**Exercise requirements:**
Print the listing below, keeping every line identical to how it appears.
------ The records
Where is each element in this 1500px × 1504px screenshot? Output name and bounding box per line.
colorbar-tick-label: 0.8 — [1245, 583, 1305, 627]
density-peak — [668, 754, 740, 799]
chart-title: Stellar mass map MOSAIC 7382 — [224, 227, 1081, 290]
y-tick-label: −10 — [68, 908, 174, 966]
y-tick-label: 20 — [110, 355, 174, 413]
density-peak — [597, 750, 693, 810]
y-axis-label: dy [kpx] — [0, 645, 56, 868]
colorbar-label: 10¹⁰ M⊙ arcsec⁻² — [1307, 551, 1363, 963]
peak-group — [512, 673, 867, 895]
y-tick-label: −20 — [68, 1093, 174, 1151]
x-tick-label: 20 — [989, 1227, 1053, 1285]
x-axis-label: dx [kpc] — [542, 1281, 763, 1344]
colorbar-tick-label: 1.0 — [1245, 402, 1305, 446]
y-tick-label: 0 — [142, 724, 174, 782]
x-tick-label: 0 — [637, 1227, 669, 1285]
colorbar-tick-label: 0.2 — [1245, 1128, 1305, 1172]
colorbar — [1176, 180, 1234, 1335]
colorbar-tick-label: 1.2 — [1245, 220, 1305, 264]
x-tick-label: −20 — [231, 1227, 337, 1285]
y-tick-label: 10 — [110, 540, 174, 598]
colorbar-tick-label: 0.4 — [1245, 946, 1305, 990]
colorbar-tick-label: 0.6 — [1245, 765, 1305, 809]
------------
**Answer to the exercise:**
Where is each element in this 1500px × 1504px screenshot? Output name and bounding box per line.
colorbar-tick-label: 0.8 — [1245, 583, 1305, 627]
density-peak — [668, 754, 740, 799]
chart-title: Stellar mass map MOSAIC 7382 — [224, 227, 1081, 290]
y-tick-label: −10 — [68, 908, 174, 966]
y-tick-label: 20 — [110, 355, 174, 413]
density-peak — [597, 750, 693, 810]
y-axis-label: dy [kpx] — [0, 645, 56, 868]
colorbar-label: 10¹⁰ M⊙ arcsec⁻² — [1307, 551, 1363, 963]
peak-group — [512, 673, 867, 895]
y-tick-label: −20 — [68, 1093, 174, 1151]
x-tick-label: 20 — [989, 1227, 1053, 1285]
x-axis-label: dx [kpc] — [542, 1281, 763, 1344]
colorbar-tick-label: 1.0 — [1245, 402, 1305, 446]
y-tick-label: 0 — [142, 724, 174, 782]
x-tick-label: 0 — [637, 1227, 669, 1285]
colorbar-tick-label: 0.2 — [1245, 1128, 1305, 1172]
colorbar — [1176, 180, 1234, 1335]
colorbar-tick-label: 1.2 — [1245, 220, 1305, 264]
x-tick-label: −20 — [231, 1227, 337, 1285]
y-tick-label: 10 — [110, 540, 174, 598]
colorbar-tick-label: 0.4 — [1245, 946, 1305, 990]
colorbar-tick-label: 0.6 — [1245, 765, 1305, 809]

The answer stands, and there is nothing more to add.